The problem = Of the lines in these entries, how many contain the string "grid"? Give the number and nothing else.

Stored data =
** start **
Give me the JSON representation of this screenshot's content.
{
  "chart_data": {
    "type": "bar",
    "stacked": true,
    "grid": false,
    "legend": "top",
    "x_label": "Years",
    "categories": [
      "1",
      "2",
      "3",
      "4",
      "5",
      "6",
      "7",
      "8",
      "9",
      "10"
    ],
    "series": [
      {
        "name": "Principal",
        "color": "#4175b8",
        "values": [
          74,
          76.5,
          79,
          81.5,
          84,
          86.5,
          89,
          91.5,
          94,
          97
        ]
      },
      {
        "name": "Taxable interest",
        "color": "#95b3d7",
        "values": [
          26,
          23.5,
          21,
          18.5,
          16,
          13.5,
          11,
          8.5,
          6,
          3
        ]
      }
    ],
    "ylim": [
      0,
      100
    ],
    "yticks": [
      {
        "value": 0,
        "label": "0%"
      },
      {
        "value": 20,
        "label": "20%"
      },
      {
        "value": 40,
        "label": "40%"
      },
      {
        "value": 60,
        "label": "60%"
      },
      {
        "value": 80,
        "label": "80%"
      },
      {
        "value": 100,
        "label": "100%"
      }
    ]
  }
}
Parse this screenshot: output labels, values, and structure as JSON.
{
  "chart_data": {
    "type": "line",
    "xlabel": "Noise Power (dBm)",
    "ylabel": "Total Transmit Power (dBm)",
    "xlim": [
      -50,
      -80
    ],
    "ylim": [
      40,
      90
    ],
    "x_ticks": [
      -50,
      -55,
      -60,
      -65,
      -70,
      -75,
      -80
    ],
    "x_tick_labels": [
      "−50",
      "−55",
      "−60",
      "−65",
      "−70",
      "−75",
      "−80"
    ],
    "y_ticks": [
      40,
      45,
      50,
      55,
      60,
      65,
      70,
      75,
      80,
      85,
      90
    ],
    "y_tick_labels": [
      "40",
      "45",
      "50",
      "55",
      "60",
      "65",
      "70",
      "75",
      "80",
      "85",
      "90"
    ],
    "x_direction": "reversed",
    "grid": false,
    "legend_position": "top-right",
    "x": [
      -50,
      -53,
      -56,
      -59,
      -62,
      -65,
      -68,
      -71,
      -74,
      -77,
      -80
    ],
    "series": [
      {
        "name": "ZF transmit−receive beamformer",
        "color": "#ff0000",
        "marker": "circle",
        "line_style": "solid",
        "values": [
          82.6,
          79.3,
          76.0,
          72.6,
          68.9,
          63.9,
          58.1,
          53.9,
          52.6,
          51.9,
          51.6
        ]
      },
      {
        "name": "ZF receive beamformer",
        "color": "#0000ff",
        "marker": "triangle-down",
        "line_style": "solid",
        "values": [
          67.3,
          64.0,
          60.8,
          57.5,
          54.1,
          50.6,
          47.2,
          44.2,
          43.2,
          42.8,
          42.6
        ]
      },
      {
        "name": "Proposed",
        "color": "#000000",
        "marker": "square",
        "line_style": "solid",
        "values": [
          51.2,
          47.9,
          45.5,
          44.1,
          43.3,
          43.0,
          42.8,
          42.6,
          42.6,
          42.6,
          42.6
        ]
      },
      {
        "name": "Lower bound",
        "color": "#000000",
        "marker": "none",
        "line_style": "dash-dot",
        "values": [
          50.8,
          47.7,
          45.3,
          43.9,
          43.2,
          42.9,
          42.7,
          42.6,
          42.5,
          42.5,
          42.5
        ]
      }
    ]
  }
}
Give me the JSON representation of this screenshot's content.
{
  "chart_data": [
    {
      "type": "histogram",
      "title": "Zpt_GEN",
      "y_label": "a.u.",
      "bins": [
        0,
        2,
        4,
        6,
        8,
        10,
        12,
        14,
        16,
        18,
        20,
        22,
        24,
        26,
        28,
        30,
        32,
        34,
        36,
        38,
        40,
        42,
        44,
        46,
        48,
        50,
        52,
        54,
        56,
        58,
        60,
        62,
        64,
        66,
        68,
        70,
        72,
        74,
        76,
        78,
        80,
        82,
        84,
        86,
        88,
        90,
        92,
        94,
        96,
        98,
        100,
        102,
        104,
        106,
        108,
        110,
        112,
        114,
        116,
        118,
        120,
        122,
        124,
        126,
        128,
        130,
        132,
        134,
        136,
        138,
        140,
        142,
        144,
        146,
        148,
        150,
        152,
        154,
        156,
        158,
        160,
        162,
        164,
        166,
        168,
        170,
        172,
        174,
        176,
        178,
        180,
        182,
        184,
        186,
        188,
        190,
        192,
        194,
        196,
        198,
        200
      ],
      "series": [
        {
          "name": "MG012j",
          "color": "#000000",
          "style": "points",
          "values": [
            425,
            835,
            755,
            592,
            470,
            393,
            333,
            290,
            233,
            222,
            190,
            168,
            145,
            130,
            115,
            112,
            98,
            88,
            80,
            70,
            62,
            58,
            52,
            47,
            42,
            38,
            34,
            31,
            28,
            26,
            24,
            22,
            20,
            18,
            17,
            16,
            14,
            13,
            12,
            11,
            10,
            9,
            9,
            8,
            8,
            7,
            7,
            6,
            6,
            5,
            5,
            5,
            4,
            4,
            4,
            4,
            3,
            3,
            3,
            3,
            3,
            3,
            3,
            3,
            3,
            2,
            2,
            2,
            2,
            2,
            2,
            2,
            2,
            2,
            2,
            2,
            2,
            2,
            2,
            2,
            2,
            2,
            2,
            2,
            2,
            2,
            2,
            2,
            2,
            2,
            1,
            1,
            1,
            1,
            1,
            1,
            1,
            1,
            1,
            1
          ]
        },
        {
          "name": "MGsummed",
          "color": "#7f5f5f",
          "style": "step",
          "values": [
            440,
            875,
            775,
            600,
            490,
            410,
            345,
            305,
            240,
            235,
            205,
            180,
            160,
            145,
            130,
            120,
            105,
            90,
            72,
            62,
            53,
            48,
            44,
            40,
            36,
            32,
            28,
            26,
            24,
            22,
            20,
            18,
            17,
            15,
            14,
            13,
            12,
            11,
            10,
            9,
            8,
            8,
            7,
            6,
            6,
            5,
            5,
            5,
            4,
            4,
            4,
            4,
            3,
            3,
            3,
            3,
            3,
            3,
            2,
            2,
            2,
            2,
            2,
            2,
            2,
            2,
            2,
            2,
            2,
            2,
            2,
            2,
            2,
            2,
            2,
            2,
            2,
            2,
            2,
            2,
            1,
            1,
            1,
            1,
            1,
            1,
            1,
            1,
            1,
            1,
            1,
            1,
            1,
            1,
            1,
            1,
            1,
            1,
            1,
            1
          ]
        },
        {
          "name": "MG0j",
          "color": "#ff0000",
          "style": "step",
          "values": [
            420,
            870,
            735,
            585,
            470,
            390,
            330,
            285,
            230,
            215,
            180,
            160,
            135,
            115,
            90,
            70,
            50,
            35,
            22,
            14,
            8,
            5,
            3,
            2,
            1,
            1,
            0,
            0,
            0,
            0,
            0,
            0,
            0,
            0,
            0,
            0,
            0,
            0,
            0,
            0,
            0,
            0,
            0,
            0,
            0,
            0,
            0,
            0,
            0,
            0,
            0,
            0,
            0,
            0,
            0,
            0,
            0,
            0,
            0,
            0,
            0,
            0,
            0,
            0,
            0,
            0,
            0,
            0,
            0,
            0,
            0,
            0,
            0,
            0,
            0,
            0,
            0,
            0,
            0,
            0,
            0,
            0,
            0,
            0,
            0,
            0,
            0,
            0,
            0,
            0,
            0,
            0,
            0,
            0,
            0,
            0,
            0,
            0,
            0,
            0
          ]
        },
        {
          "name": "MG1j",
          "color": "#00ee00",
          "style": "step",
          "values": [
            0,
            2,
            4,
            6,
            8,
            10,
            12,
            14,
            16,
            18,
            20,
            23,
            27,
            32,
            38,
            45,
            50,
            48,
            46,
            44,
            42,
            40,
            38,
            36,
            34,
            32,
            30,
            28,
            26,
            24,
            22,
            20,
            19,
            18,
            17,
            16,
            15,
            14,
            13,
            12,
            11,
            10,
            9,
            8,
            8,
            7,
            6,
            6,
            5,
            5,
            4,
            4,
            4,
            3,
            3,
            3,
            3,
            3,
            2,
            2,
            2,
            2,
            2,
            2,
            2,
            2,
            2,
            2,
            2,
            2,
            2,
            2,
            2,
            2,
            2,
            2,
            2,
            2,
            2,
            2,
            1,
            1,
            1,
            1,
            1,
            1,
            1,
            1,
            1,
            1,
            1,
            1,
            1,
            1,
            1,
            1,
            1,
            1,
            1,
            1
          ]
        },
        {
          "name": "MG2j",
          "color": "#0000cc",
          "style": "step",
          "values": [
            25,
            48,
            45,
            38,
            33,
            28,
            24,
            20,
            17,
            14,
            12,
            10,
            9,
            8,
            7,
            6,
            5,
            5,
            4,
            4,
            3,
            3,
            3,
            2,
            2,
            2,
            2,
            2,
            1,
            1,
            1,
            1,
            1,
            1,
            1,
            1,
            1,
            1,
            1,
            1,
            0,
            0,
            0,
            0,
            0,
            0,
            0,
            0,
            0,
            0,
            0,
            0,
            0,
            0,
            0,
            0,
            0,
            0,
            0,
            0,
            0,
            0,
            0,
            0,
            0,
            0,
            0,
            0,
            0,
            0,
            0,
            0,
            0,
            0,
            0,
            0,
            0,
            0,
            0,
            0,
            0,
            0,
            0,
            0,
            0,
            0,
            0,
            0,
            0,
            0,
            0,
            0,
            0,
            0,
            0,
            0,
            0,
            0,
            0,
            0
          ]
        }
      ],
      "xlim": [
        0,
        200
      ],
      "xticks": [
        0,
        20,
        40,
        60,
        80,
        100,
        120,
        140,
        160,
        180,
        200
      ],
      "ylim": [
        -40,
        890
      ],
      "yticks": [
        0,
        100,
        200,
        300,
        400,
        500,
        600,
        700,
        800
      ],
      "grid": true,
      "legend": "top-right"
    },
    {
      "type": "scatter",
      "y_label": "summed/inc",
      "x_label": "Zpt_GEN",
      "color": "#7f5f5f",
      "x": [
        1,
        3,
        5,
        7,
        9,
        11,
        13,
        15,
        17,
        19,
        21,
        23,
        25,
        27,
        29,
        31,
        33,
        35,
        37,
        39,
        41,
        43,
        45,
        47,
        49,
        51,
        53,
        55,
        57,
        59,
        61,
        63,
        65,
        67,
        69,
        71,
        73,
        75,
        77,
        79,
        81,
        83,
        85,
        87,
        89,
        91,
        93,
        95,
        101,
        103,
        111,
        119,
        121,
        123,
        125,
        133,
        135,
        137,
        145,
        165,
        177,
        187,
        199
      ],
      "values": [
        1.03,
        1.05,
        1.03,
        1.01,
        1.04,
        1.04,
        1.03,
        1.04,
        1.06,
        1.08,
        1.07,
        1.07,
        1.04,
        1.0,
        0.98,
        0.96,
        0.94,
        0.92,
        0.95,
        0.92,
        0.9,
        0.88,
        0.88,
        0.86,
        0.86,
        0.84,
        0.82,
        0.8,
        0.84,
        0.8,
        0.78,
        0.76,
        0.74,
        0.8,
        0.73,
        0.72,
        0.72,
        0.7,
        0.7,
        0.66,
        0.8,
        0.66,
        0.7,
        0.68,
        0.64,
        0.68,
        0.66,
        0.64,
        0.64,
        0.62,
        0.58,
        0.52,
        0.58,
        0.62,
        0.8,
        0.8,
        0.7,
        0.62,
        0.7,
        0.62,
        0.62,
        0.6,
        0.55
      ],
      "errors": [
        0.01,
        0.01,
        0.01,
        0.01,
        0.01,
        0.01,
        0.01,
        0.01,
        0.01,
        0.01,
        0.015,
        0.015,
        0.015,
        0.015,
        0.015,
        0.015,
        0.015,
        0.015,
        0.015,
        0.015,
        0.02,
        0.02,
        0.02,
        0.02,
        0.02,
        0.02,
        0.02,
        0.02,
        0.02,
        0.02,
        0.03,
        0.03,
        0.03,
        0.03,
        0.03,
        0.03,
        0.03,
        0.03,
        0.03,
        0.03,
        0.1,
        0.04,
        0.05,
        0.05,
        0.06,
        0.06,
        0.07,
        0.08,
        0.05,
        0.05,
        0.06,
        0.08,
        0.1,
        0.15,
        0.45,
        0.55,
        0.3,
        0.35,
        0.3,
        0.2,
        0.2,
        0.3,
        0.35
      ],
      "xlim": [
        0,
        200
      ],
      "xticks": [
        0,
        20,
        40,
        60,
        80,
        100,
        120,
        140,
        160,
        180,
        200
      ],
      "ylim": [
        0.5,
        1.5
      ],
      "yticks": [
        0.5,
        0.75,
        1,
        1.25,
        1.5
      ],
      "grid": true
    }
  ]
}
** end **
Solution for this exercise = 4